***** EXCERPTED DATA *****

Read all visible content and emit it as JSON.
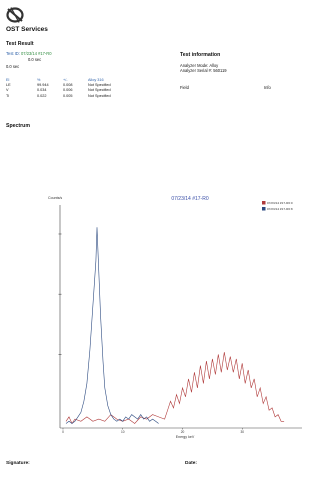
{
  "header": {
    "company_name": "OST Services"
  },
  "test_result": {
    "heading": "Test Result",
    "id_label": "Test ID:",
    "id_value": "07/23/14 #17-R0",
    "duration_1": "0.0 sec",
    "duration_2": "0.0 sec"
  },
  "elements_table": {
    "headers": [
      "El",
      "%",
      "+/-",
      "Alloy 316"
    ],
    "rows": [
      {
        "el": "LE",
        "pct": "99.944",
        "err": "0.008",
        "spec": "Not Specified"
      },
      {
        "el": "V",
        "pct": "0.034",
        "err": "0.006",
        "spec": "Not Specified"
      },
      {
        "el": "Ti",
        "pct": "0.022",
        "err": "0.005",
        "spec": "Not Specified"
      }
    ]
  },
  "test_information": {
    "heading": "Test information",
    "analyzer_mode": "Analyzer Mode: Alloy",
    "analyzer_serial": "Analyzer Serial #: 560119",
    "field_label": "Field",
    "info_label": "Info"
  },
  "spectrum": {
    "heading": "Spectrum"
  },
  "chart_data": {
    "type": "line",
    "title": "07/23/14 #17-R0",
    "ylabel": "Counts/s",
    "xlabel": "Energy keV",
    "x_ticks": [
      "0",
      "10",
      "20",
      "30"
    ],
    "xlim": [
      -0.5,
      40
    ],
    "ylim": [
      0,
      100
    ],
    "legend_position": "top-right",
    "series": [
      {
        "name": "07/23/14 #17-R0:0",
        "color": "#b03a3a",
        "points": [
          [
            0.5,
            3
          ],
          [
            1,
            5
          ],
          [
            1.5,
            2
          ],
          [
            2,
            4
          ],
          [
            3,
            3
          ],
          [
            4,
            5
          ],
          [
            5,
            3
          ],
          [
            6,
            4
          ],
          [
            7,
            3
          ],
          [
            8,
            6
          ],
          [
            9,
            4
          ],
          [
            10,
            3
          ],
          [
            11,
            4
          ],
          [
            12,
            2
          ],
          [
            13,
            5
          ],
          [
            14,
            4
          ],
          [
            15,
            6
          ],
          [
            16,
            5
          ],
          [
            17,
            4
          ],
          [
            17.5,
            8
          ],
          [
            18,
            12
          ],
          [
            18.5,
            9
          ],
          [
            19,
            15
          ],
          [
            19.5,
            11
          ],
          [
            20,
            18
          ],
          [
            20.5,
            14
          ],
          [
            21,
            22
          ],
          [
            21.5,
            16
          ],
          [
            22,
            25
          ],
          [
            22.5,
            18
          ],
          [
            23,
            28
          ],
          [
            23.5,
            20
          ],
          [
            24,
            30
          ],
          [
            24.5,
            22
          ],
          [
            25,
            31
          ],
          [
            25.5,
            24
          ],
          [
            26,
            33
          ],
          [
            26.5,
            25
          ],
          [
            27,
            34
          ],
          [
            27.5,
            26
          ],
          [
            28,
            32
          ],
          [
            28.5,
            25
          ],
          [
            29,
            31
          ],
          [
            29.5,
            22
          ],
          [
            30,
            29
          ],
          [
            30.5,
            20
          ],
          [
            31,
            26
          ],
          [
            31.5,
            18
          ],
          [
            32,
            22
          ],
          [
            32.5,
            14
          ],
          [
            33,
            18
          ],
          [
            33.5,
            11
          ],
          [
            34,
            14
          ],
          [
            34.5,
            8
          ],
          [
            35,
            9
          ],
          [
            35.5,
            5
          ],
          [
            36,
            6
          ],
          [
            36.5,
            3
          ],
          [
            37,
            3
          ]
        ]
      },
      {
        "name": "07/23/14 #17-R0:8",
        "color": "#2c4a80",
        "points": [
          [
            0.5,
            2
          ],
          [
            1,
            3
          ],
          [
            1.5,
            2
          ],
          [
            2,
            3
          ],
          [
            2.5,
            5
          ],
          [
            3,
            7
          ],
          [
            3.5,
            12
          ],
          [
            4,
            20
          ],
          [
            4.5,
            35
          ],
          [
            5,
            55
          ],
          [
            5.5,
            75
          ],
          [
            5.7,
            90
          ],
          [
            6,
            70
          ],
          [
            6.3,
            50
          ],
          [
            6.7,
            30
          ],
          [
            7,
            18
          ],
          [
            7.5,
            10
          ],
          [
            8,
            6
          ],
          [
            8.5,
            4
          ],
          [
            9,
            3
          ],
          [
            9.5,
            4
          ],
          [
            10,
            3
          ],
          [
            10.5,
            5
          ],
          [
            11,
            4
          ],
          [
            11.5,
            6
          ],
          [
            12,
            5
          ],
          [
            12.5,
            4
          ],
          [
            13,
            6
          ],
          [
            13.5,
            4
          ],
          [
            14,
            5
          ],
          [
            14.5,
            3
          ],
          [
            15,
            4
          ],
          [
            15.5,
            3
          ],
          [
            16,
            2
          ]
        ]
      }
    ]
  },
  "footer": {
    "signature_label": "Signature:",
    "date_label": "Date:"
  },
  "colors": {
    "accent_green": "#2e8b3e",
    "accent_blue": "#2b5fa8",
    "chart_title_blue": "#3a4fa8"
  },
  "icons": {
    "logo": "ost-logo-icon"
  }
}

*****

• _YOUR TASK_:
Copy out every line holding the string "Alloy".

• _COMPLETE ANSWER_:
      "Alloy 316"
    "analyzer_mode": "Analyzer Mode: Alloy",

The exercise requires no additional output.